>> Begin Dataset entries

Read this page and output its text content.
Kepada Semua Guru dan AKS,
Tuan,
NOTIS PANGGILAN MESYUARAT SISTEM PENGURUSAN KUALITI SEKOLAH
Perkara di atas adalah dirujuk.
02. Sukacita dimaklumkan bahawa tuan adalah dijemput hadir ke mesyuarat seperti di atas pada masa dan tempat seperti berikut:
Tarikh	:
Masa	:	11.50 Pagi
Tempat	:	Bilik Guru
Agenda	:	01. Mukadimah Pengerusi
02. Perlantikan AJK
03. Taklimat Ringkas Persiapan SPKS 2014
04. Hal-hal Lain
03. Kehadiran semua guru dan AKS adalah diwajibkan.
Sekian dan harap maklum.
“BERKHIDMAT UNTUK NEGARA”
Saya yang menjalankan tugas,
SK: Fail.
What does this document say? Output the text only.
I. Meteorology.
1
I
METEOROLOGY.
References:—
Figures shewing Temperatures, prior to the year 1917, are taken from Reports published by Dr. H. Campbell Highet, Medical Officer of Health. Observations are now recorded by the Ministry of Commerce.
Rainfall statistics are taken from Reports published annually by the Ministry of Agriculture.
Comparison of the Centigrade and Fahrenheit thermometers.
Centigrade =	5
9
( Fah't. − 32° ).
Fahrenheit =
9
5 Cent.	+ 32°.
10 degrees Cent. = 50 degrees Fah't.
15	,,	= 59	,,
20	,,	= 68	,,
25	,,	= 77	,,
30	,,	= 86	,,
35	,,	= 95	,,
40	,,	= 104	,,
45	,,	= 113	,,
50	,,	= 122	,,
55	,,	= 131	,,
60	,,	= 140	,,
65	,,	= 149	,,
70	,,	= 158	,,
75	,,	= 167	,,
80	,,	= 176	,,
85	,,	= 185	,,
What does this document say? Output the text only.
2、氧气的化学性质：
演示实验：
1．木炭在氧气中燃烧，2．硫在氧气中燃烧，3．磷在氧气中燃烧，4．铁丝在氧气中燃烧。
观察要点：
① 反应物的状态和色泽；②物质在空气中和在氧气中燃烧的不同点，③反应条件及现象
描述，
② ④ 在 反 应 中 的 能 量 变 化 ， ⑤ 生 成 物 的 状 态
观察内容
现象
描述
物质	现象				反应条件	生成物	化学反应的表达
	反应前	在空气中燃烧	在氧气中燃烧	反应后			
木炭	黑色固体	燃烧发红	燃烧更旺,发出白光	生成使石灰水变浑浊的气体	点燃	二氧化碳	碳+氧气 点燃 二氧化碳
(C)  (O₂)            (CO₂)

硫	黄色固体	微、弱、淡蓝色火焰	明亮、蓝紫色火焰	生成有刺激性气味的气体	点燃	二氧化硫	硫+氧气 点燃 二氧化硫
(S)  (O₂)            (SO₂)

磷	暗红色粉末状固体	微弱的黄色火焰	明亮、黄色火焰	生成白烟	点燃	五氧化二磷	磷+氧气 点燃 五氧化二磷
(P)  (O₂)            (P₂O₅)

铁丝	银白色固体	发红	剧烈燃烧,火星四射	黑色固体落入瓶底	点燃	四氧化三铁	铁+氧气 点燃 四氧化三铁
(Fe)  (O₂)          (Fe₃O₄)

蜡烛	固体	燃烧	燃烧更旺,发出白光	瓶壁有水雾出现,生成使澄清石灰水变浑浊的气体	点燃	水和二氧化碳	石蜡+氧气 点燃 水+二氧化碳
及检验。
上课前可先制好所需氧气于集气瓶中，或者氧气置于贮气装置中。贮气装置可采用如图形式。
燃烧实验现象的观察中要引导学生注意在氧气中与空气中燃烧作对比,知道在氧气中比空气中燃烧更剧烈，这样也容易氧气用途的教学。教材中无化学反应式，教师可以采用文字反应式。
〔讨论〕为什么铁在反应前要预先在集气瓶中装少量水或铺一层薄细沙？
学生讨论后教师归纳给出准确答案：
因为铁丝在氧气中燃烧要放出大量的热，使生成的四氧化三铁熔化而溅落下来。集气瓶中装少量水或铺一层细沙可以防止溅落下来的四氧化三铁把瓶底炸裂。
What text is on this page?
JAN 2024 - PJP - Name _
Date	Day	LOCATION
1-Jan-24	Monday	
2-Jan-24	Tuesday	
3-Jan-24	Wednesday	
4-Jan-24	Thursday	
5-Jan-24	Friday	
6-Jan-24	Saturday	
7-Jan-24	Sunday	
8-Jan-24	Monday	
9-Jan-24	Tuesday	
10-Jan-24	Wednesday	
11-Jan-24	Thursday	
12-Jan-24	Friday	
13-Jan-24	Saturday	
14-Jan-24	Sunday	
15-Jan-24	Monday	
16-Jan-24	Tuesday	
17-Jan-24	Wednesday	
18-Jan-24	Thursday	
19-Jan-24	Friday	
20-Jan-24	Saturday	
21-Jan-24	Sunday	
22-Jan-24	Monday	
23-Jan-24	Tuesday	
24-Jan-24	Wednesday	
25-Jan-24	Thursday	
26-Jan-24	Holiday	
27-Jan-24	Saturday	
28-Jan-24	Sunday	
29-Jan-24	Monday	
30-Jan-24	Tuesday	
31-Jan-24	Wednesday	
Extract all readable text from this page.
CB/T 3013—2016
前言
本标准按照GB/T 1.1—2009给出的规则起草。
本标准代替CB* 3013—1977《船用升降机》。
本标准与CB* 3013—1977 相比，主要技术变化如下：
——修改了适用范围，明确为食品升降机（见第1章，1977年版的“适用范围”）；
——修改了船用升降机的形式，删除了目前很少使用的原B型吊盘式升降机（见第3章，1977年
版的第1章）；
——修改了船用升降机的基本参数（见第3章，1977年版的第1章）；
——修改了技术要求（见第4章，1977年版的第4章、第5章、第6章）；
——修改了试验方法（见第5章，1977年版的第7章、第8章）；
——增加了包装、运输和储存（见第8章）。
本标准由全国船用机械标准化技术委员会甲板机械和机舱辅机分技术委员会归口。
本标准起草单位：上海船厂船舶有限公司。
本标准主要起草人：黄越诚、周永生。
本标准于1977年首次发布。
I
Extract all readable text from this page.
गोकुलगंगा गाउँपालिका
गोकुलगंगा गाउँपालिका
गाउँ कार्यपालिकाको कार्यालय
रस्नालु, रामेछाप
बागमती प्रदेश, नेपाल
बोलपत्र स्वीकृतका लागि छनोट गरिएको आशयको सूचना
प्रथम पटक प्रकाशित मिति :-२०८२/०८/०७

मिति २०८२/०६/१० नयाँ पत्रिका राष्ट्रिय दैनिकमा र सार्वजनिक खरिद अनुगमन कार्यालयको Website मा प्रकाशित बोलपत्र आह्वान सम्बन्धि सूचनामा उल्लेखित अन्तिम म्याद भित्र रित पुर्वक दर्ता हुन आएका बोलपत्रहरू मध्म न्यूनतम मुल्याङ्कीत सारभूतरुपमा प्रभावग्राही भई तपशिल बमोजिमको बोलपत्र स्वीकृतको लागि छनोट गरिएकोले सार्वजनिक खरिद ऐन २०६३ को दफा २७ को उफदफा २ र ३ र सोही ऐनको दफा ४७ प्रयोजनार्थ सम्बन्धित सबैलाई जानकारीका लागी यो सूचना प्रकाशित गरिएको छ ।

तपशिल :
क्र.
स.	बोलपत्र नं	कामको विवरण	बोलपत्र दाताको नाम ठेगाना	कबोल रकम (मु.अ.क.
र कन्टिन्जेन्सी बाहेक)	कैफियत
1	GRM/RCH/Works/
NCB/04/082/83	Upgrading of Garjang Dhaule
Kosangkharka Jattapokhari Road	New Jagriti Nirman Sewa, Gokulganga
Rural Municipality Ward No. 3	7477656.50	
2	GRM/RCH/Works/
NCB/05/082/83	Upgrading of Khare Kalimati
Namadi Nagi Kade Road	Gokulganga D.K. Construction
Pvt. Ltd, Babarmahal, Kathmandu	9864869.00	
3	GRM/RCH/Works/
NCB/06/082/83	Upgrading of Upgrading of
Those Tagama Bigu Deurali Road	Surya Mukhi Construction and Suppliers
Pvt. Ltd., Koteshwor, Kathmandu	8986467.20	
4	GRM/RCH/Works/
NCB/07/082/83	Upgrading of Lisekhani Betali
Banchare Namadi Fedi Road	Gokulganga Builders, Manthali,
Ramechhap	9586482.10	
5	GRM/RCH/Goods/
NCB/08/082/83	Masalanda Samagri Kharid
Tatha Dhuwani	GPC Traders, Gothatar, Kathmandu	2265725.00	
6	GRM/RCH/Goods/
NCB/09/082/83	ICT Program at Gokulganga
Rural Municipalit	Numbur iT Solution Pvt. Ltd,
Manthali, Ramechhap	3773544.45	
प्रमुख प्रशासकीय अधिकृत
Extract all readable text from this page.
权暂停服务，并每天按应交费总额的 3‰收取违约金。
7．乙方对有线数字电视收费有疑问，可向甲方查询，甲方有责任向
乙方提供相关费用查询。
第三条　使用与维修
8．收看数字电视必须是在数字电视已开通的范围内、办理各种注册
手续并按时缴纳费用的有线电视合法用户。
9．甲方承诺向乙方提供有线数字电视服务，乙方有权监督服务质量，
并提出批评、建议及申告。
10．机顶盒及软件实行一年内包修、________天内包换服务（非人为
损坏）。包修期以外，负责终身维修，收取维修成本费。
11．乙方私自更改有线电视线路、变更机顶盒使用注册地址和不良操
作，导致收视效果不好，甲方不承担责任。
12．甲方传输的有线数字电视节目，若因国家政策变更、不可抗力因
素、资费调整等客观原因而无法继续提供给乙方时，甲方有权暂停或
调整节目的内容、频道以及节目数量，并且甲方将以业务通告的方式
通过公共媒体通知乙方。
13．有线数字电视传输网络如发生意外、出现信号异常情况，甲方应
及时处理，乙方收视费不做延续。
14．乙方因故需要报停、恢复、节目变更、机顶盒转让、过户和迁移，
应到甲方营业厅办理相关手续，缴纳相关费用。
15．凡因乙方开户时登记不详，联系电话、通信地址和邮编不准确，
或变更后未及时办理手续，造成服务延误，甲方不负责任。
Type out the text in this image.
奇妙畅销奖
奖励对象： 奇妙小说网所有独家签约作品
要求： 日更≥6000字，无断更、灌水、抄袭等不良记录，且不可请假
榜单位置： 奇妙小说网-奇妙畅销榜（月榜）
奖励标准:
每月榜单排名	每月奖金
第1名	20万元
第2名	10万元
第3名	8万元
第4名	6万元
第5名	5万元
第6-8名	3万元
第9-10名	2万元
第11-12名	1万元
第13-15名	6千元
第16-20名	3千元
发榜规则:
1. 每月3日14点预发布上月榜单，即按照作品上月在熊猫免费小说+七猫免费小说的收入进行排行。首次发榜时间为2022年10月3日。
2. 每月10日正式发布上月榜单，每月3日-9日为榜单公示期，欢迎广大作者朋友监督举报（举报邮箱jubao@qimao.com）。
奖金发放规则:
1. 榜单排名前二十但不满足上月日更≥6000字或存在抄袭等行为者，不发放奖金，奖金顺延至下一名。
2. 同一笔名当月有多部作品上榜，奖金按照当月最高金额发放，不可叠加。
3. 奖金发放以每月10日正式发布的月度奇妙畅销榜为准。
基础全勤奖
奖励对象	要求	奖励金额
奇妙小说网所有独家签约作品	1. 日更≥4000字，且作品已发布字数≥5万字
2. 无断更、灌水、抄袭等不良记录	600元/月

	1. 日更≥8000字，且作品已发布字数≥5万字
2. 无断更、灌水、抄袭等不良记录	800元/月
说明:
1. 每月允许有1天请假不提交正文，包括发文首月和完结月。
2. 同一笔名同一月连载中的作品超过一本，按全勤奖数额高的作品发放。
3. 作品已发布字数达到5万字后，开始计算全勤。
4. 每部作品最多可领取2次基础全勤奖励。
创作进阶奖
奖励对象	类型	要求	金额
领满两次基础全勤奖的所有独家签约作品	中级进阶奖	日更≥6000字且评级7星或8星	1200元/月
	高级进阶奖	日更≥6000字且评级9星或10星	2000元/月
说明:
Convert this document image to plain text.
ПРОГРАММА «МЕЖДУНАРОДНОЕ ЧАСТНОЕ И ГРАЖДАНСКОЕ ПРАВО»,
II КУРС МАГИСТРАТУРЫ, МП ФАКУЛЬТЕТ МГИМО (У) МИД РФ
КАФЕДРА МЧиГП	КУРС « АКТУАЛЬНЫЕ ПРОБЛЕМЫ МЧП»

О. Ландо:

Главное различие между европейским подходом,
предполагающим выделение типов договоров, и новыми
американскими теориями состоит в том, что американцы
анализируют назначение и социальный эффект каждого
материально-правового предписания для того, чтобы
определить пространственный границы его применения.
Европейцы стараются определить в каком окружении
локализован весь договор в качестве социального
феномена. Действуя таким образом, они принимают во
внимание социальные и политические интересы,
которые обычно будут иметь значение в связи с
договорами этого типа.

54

>> End Dataset entries

§ Instruction: Extract every line from the one with "Convert this document image to plain text." down to the final line above, both included, exactly as written.

§ Task response:
Convert this document image to plain text.
ПРОГРАММА «МЕЖДУНАРОДНОЕ ЧАСТНОЕ И ГРАЖДАНСКОЕ ПРАВО»,
II КУРС МАГИСТРАТУРЫ, МП ФАКУЛЬТЕТ МГИМО (У) МИД РФ
КАФЕДРА МЧиГП	КУРС « АКТУАЛЬНЫЕ ПРОБЛЕМЫ МЧП»

О. Ландо:

Главное различие между европейским подходом,
предполагающим выделение типов договоров, и новыми
американскими теориями состоит в том, что американцы
анализируют назначение и социальный эффект каждого
материально-правового предписания для того, чтобы
определить пространственный границы его применения.
Европейцы стараются определить в каком окружении
локализован весь договор в качестве социального
феномена. Действуя таким образом, они принимают во
внимание социальные и политические интересы,
которые обычно будут иметь значение в связи с
договорами этого типа.

54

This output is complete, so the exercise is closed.